--- Given entries ---

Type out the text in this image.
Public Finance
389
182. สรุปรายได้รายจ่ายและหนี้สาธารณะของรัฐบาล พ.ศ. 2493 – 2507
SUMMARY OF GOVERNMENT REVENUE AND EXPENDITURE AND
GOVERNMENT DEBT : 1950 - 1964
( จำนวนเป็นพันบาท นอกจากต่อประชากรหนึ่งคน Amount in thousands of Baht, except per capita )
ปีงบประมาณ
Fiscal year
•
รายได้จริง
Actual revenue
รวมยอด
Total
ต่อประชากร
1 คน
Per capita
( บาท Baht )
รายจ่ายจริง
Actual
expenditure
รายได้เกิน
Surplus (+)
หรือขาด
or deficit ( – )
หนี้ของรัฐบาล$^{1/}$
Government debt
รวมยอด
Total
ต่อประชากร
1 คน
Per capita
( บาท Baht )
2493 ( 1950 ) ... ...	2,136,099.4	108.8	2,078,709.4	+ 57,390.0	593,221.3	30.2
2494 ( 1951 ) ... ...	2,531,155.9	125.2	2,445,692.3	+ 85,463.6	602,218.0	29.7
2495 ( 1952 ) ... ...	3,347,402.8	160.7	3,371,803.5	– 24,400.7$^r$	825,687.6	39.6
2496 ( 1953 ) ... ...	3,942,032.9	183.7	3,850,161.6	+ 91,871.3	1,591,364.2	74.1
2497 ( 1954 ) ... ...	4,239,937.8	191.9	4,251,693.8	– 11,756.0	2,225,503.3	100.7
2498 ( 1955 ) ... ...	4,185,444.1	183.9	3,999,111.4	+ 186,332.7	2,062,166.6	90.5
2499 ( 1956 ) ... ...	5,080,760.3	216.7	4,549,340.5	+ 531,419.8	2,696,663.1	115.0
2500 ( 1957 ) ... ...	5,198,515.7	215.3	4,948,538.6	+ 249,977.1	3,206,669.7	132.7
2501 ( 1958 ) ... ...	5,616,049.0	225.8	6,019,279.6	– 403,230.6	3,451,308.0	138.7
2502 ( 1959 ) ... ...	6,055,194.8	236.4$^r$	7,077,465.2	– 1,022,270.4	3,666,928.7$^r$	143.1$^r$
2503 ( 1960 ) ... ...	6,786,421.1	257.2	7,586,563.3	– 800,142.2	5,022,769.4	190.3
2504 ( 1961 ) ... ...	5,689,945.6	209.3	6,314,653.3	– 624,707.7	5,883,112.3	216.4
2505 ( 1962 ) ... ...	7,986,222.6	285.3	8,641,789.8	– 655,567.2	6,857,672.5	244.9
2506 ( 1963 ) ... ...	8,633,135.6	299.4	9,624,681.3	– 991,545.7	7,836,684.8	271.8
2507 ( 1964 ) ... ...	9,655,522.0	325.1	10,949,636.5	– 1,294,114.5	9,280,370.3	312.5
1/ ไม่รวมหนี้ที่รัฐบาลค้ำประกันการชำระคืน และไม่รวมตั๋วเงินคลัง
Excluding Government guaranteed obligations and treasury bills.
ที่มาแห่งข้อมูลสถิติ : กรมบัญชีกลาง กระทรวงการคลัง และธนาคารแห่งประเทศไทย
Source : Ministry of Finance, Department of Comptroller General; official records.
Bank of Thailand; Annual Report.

---

Reproduce the whole listing word for word.

Type out the text in this image.
Public Finance
389
182. สรุปรายได้รายจ่ายและหนี้สาธารณะของรัฐบาล พ.ศ. 2493 – 2507
SUMMARY OF GOVERNMENT REVENUE AND EXPENDITURE AND
GOVERNMENT DEBT : 1950 - 1964
( จำนวนเป็นพันบาท นอกจากต่อประชากรหนึ่งคน Amount in thousands of Baht, except per capita )
ปีงบประมาณ
Fiscal year
•
รายได้จริง
Actual revenue
รวมยอด
Total
ต่อประชากร
1 คน
Per capita
( บาท Baht )
รายจ่ายจริง
Actual
expenditure
รายได้เกิน
Surplus (+)
หรือขาด
or deficit ( – )
หนี้ของรัฐบาล$^{1/}$
Government debt
รวมยอด
Total
ต่อประชากร
1 คน
Per capita
( บาท Baht )
2493 ( 1950 ) ... ...	2,136,099.4	108.8	2,078,709.4	+ 57,390.0	593,221.3	30.2
2494 ( 1951 ) ... ...	2,531,155.9	125.2	2,445,692.3	+ 85,463.6	602,218.0	29.7
2495 ( 1952 ) ... ...	3,347,402.8	160.7	3,371,803.5	– 24,400.7$^r$	825,687.6	39.6
2496 ( 1953 ) ... ...	3,942,032.9	183.7	3,850,161.6	+ 91,871.3	1,591,364.2	74.1
2497 ( 1954 ) ... ...	4,239,937.8	191.9	4,251,693.8	– 11,756.0	2,225,503.3	100.7
2498 ( 1955 ) ... ...	4,185,444.1	183.9	3,999,111.4	+ 186,332.7	2,062,166.6	90.5
2499 ( 1956 ) ... ...	5,080,760.3	216.7	4,549,340.5	+ 531,419.8	2,696,663.1	115.0
2500 ( 1957 ) ... ...	5,198,515.7	215.3	4,948,538.6	+ 249,977.1	3,206,669.7	132.7
2501 ( 1958 ) ... ...	5,616,049.0	225.8	6,019,279.6	– 403,230.6	3,451,308.0	138.7
2502 ( 1959 ) ... ...	6,055,194.8	236.4$^r$	7,077,465.2	– 1,022,270.4	3,666,928.7$^r$	143.1$^r$
2503 ( 1960 ) ... ...	6,786,421.1	257.2	7,586,563.3	– 800,142.2	5,022,769.4	190.3
2504 ( 1961 ) ... ...	5,689,945.6	209.3	6,314,653.3	– 624,707.7	5,883,112.3	216.4
2505 ( 1962 ) ... ...	7,986,222.6	285.3	8,641,789.8	– 655,567.2	6,857,672.5	244.9
2506 ( 1963 ) ... ...	8,633,135.6	299.4	9,624,681.3	– 991,545.7	7,836,684.8	271.8
2507 ( 1964 ) ... ...	9,655,522.0	325.1	10,949,636.5	– 1,294,114.5	9,280,370.3	312.5
1/ ไม่รวมหนี้ที่รัฐบาลค้ำประกันการชำระคืน และไม่รวมตั๋วเงินคลัง
Excluding Government guaranteed obligations and treasury bills.
ที่มาแห่งข้อมูลสถิติ : กรมบัญชีกลาง กระทรวงการคลัง และธนาคารแห่งประเทศไทย
Source : Ministry of Finance, Department of Comptroller General; official records.
Bank of Thailand; Annual Report.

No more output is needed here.